Items from a data source

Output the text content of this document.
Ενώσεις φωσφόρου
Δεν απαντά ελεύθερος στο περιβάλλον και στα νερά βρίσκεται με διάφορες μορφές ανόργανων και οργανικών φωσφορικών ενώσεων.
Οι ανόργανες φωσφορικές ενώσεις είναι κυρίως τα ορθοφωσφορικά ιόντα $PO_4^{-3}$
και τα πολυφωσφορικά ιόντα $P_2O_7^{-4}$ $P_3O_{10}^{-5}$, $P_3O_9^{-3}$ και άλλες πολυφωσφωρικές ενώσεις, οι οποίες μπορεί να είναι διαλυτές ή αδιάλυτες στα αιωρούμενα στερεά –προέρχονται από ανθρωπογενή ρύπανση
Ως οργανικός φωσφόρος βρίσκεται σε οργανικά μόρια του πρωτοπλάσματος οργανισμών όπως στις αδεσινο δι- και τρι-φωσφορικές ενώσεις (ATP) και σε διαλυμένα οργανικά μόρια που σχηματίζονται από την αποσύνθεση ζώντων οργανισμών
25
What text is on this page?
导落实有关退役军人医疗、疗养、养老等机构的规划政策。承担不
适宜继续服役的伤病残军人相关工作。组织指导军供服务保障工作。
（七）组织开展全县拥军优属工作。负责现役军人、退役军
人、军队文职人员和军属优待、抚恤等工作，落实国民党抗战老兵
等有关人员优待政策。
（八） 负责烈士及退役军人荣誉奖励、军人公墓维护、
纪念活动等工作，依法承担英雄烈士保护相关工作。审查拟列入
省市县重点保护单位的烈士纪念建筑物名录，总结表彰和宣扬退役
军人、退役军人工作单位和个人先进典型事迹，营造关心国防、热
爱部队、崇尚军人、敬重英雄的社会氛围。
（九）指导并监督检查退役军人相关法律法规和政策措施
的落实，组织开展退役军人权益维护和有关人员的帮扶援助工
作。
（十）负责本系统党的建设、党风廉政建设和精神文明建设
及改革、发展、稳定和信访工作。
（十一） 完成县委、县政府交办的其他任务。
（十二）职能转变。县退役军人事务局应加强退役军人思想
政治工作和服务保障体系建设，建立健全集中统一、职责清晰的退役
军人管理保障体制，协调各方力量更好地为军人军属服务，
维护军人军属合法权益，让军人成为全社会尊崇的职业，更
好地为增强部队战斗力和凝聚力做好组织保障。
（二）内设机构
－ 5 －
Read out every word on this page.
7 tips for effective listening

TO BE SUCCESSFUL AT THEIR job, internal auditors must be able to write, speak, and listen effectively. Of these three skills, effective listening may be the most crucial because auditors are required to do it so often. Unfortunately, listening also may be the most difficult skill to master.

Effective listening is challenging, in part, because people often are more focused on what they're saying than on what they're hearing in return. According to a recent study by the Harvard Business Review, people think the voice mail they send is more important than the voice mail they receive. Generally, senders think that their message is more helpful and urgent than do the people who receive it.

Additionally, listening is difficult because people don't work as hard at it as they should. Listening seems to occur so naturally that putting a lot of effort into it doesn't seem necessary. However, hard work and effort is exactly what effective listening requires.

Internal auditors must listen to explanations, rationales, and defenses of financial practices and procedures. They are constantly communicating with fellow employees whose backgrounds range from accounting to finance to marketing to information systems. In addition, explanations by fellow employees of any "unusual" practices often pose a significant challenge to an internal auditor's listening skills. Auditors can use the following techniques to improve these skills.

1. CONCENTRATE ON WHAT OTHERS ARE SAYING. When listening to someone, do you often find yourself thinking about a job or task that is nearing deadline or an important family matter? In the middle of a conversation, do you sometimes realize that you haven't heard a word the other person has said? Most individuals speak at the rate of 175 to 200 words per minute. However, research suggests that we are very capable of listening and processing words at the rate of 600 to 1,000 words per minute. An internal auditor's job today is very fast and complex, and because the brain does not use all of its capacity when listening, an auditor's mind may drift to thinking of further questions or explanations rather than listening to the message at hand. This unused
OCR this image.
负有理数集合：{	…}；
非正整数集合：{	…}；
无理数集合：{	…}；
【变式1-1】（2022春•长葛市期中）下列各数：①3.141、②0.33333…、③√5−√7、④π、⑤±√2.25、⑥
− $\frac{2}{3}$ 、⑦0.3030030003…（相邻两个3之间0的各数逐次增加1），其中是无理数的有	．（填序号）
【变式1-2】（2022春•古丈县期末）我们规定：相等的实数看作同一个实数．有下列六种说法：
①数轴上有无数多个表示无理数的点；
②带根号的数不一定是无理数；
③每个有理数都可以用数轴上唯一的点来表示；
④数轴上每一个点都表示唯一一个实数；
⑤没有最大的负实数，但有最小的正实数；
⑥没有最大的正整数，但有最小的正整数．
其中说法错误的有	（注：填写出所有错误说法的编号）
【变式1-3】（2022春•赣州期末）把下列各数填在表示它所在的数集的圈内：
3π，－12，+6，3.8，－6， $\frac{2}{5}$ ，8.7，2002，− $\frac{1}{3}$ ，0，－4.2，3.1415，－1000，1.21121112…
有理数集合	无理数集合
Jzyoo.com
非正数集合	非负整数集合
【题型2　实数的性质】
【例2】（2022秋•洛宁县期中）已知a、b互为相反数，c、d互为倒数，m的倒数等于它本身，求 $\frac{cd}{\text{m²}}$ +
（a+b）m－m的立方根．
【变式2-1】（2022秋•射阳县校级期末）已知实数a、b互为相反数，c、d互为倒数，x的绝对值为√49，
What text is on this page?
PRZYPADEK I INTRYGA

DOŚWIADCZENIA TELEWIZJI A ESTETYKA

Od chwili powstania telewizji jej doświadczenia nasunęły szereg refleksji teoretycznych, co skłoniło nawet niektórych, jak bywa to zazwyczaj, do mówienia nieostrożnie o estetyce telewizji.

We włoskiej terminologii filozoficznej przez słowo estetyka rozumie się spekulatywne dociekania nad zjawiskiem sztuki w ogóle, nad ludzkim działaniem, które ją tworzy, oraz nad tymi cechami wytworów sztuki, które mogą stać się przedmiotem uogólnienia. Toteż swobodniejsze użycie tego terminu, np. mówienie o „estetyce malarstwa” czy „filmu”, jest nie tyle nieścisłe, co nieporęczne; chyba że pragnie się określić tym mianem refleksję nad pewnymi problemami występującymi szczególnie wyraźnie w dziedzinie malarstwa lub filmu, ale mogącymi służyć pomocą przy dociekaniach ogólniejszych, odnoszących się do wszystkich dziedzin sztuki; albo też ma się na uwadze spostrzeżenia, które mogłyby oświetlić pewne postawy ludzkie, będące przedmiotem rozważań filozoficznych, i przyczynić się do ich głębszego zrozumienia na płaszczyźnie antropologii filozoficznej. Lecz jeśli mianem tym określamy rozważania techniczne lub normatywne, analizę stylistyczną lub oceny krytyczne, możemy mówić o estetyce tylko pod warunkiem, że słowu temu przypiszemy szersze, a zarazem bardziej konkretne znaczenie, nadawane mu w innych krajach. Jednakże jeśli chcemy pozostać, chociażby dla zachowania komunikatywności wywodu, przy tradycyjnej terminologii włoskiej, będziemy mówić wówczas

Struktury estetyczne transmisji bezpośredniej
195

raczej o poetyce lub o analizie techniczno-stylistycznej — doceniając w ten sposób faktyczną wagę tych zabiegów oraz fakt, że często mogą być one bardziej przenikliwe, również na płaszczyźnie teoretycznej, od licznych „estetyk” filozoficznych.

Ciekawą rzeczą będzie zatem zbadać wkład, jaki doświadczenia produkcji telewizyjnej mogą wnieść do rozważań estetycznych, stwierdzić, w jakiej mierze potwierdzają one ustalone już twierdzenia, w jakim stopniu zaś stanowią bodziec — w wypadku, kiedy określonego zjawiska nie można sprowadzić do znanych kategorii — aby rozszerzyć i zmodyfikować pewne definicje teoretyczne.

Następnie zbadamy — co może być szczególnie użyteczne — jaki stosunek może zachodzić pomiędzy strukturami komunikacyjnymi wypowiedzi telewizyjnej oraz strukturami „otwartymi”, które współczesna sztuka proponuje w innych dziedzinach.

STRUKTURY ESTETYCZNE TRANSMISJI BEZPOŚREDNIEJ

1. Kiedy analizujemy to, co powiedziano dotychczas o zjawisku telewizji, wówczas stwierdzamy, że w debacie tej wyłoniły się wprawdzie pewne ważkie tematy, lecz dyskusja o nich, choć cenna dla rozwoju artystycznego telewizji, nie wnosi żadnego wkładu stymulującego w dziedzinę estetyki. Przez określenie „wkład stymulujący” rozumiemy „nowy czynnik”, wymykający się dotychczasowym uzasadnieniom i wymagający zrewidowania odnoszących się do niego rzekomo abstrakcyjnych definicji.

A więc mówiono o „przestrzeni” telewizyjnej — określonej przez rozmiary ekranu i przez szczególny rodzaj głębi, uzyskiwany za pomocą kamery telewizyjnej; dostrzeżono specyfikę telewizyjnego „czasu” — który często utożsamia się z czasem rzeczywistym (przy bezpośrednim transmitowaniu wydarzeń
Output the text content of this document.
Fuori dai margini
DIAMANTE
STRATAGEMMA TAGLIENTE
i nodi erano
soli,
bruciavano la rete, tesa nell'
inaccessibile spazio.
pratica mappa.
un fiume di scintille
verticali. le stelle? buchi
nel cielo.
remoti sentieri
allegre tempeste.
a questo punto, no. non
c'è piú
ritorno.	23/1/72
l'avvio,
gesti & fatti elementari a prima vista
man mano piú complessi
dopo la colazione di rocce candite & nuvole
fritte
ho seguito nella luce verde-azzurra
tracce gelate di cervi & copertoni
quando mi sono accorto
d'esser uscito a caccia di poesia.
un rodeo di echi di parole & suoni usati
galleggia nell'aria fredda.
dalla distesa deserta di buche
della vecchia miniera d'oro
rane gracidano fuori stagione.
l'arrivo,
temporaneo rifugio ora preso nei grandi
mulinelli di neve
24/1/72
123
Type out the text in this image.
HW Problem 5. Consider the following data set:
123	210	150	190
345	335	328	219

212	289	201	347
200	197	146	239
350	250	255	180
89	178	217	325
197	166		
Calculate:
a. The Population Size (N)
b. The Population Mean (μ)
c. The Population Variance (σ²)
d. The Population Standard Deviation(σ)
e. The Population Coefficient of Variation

(The task):
Return each full line of the entries that contains the word "βρίσκεται".

(Result below):
Δεν απαντά ελεύθερος στο περιβάλλον και στα νερά βρίσκεται με διάφορες μορφές ανόργανων και οργανικών φωσφορικών ενώσεων.
Ως οργανικός φωσφόρος βρίσκεται σε οργανικά μόρια του πρωτοπλάσματος οργανισμών όπως στις αδεσινο δι- και τρι-φωσφορικές ενώσεις (ATP) και σε διαλυμένα οργανικά μόρια που σχηματίζονται από την αποσύνθεση ζώντων οργανισμών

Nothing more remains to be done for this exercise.